Gather every line below where "Approved" appears.

====== Given data ======

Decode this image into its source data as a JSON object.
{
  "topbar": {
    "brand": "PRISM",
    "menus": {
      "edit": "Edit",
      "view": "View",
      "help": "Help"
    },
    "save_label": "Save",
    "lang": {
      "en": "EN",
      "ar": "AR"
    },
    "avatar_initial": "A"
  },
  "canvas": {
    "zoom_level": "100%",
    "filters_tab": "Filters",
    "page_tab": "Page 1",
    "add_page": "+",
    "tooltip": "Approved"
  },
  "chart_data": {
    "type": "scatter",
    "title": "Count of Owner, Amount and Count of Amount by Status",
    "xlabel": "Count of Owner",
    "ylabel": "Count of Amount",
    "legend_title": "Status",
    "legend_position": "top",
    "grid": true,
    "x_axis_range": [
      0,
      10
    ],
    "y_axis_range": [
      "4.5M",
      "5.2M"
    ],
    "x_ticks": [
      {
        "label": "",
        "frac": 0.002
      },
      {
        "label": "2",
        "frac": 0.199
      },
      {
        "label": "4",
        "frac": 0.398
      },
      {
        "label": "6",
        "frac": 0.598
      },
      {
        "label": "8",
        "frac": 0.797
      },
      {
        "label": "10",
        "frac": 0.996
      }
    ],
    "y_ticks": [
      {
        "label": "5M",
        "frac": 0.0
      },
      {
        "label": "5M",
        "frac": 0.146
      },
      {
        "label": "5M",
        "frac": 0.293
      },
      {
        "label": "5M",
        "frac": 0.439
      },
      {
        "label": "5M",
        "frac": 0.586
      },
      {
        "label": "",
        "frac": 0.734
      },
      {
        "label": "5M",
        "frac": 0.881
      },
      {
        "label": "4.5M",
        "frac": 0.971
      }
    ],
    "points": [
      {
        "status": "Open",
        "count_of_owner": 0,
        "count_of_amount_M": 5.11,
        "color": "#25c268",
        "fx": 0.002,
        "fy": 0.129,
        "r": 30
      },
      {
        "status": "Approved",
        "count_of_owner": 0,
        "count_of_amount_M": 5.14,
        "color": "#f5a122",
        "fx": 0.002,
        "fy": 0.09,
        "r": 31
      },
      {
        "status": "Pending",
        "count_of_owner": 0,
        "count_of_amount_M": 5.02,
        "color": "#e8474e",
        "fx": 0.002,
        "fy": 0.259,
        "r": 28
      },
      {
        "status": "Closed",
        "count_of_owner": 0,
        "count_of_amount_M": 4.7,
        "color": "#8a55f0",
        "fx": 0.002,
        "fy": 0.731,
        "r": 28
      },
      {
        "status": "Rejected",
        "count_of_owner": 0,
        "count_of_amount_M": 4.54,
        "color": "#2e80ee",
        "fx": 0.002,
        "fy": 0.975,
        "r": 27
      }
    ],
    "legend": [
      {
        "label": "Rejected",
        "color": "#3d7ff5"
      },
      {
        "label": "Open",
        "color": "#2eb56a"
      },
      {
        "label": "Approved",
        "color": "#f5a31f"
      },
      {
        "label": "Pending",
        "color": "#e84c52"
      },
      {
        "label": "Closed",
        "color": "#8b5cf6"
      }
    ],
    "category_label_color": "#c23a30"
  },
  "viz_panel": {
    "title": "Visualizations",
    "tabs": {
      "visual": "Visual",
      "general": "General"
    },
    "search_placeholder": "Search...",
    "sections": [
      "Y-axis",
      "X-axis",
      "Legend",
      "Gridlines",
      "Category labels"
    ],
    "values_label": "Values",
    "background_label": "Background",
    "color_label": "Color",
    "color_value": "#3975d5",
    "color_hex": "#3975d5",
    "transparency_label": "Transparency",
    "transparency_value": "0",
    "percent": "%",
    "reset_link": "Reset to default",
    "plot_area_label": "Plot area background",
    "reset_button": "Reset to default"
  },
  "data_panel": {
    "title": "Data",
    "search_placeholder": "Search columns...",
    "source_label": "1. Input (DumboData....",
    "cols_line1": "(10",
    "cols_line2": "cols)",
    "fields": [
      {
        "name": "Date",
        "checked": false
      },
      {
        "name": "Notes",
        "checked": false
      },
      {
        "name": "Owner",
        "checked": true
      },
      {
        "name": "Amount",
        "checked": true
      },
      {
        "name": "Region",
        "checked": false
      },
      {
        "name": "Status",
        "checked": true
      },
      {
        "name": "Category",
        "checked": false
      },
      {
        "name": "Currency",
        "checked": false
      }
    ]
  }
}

======

Exercise response »
    "tooltip": "Approved"
        "status": "Approved",
        "label": "Approved",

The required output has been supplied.